-- Start --
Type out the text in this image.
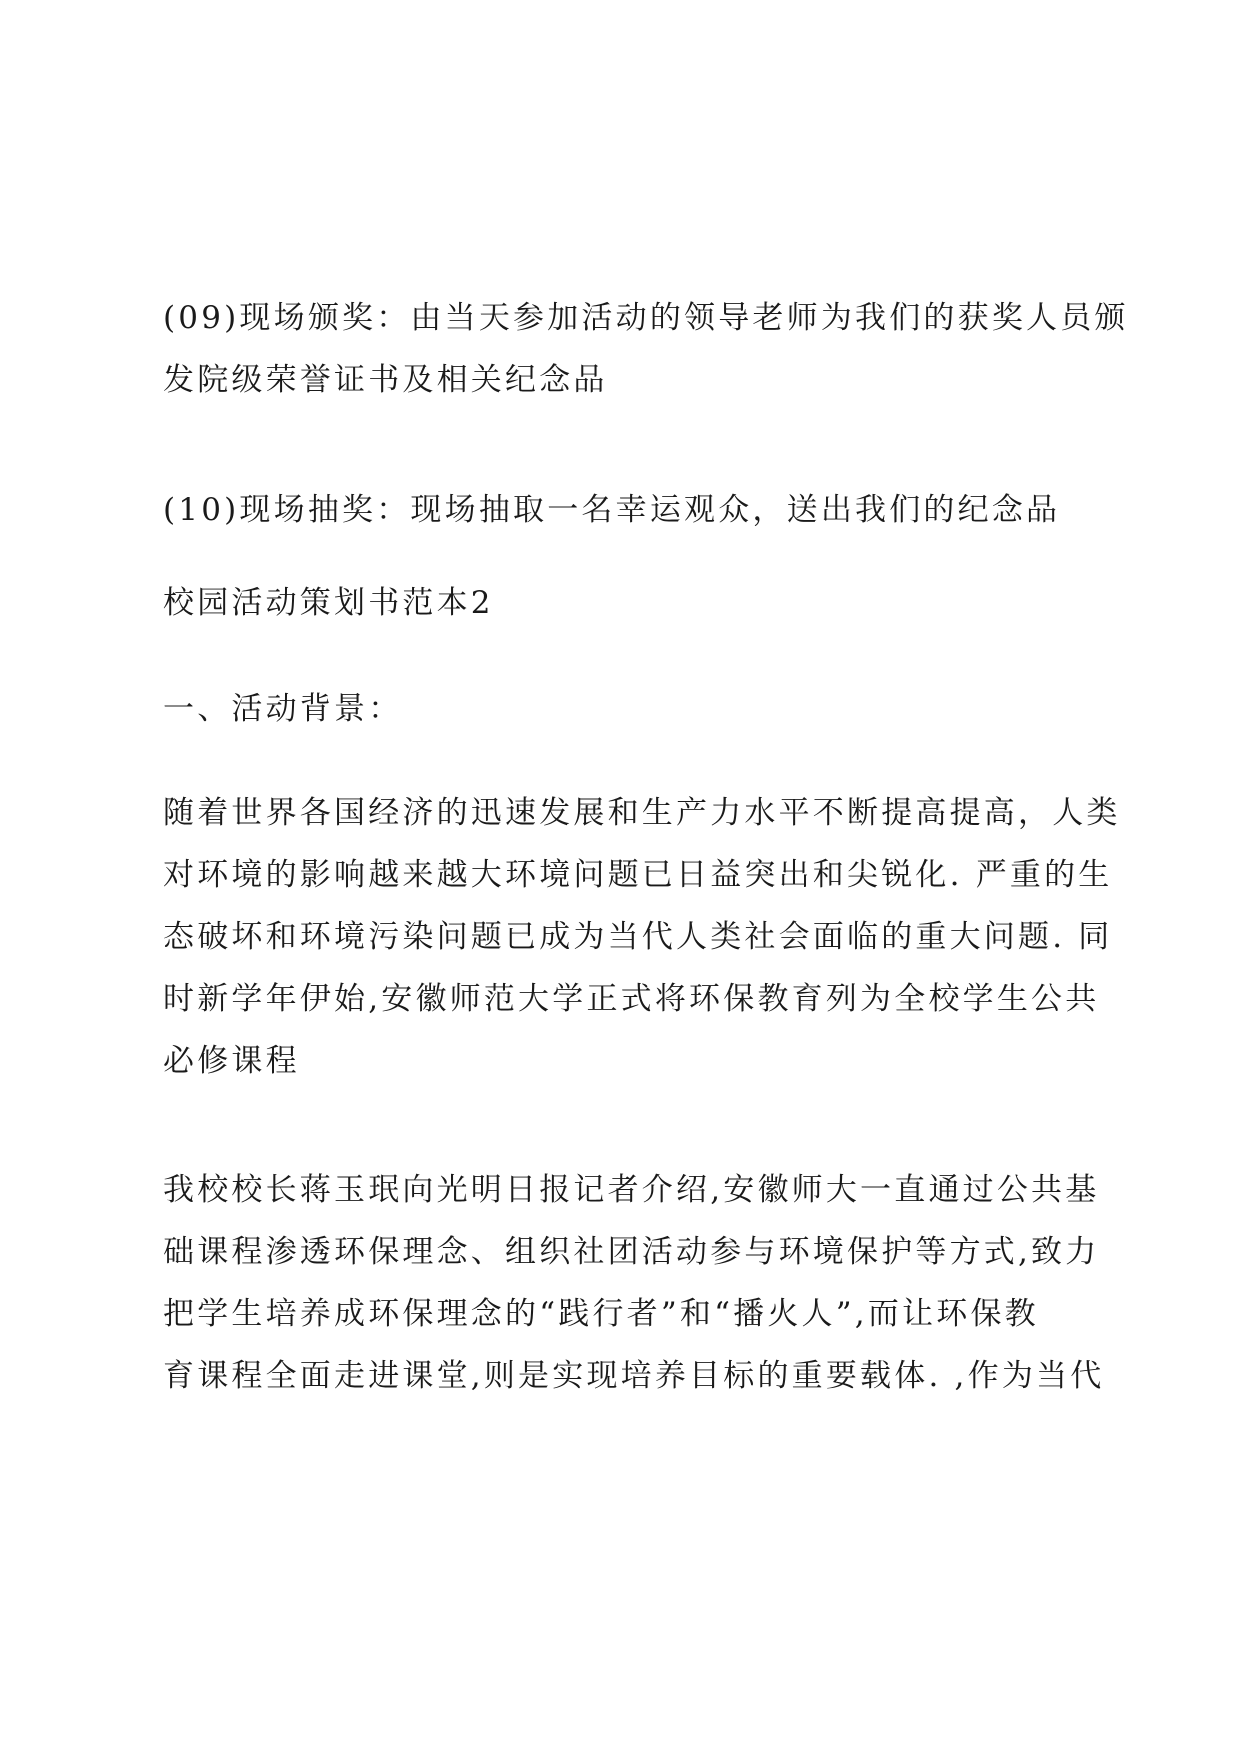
(09)现场颁奖：由当天参加活动的领导老师为我们的获奖人员颁
发院级荣誉证书及相关纪念品
(10)现场抽奖：现场抽取一名幸运观众，送出我们的纪念品
校园活动策划书范本2
一、活动背景：
随着世界各国经济的迅速发展和生产力水平不断提高提高，人类
对环境的影响越来越大环境问题已日益突出和尖锐化. 严重的生
态破坏和环境污染问题已成为当代人类社会面临的重大问题. 同
时新学年伊始,安徽师范大学正式将环保教育列为全校学生公共
必修课程
我校校长蒋玉珉向光明日报记者介绍,安徽师大一直通过公共基
础课程渗透环保理念、组织社团活动参与环境保护等方式,致力
把学生培养成环保理念的“践行者”和“播火人”,而让环保教
育课程全面走进课堂,则是实现培养目标的重要载体. ,作为当代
-- End --
■ **WORK INSTRUCTIONS**: Omit pictures; set down the rest of the material word for word.

■ **RESPONSE TO THIS EXERCISE**:
Type out the text in this image.
(09)现场颁奖：由当天参加活动的领导老师为我们的获奖人员颁
发院级荣誉证书及相关纪念品
(10)现场抽奖：现场抽取一名幸运观众，送出我们的纪念品
校园活动策划书范本2
一、活动背景：
随着世界各国经济的迅速发展和生产力水平不断提高提高，人类
对环境的影响越来越大环境问题已日益突出和尖锐化. 严重的生
态破坏和环境污染问题已成为当代人类社会面临的重大问题. 同
时新学年伊始,安徽师范大学正式将环保教育列为全校学生公共
必修课程
我校校长蒋玉珉向光明日报记者介绍,安徽师大一直通过公共基
础课程渗透环保理念、组织社团活动参与环境保护等方式,致力
把学生培养成环保理念的“践行者”和“播火人”,而让环保教
育课程全面走进课堂,则是实现培养目标的重要载体. ,作为当代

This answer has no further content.